**Your task**
Check each line of the records below for the word "JSON" and copy those where it appears.

**Records supplied**
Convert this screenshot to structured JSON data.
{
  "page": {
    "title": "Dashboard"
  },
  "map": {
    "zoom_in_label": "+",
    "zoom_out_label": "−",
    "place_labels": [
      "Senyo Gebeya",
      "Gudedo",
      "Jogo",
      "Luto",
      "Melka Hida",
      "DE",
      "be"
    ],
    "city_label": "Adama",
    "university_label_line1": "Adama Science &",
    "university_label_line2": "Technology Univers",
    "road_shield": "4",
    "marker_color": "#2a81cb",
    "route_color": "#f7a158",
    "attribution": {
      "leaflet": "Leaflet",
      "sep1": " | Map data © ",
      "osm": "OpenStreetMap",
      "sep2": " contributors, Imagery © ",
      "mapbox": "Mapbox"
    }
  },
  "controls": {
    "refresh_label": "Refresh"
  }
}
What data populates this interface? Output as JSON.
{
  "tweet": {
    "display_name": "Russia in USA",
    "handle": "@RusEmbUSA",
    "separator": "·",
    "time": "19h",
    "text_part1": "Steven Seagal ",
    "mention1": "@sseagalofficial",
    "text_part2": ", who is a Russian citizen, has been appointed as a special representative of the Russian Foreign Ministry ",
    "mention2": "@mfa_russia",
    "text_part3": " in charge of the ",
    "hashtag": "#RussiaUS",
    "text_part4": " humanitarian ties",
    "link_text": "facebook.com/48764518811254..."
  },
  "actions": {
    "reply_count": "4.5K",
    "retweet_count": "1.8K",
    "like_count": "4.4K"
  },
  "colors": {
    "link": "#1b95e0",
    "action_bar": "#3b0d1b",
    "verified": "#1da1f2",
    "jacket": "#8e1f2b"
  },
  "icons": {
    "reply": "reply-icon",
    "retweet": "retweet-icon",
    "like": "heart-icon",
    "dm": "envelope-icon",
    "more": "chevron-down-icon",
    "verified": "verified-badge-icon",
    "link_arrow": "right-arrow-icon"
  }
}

**Result below**
Convert this screenshot to structured JSON data.
What data populates this interface? Output as JSON.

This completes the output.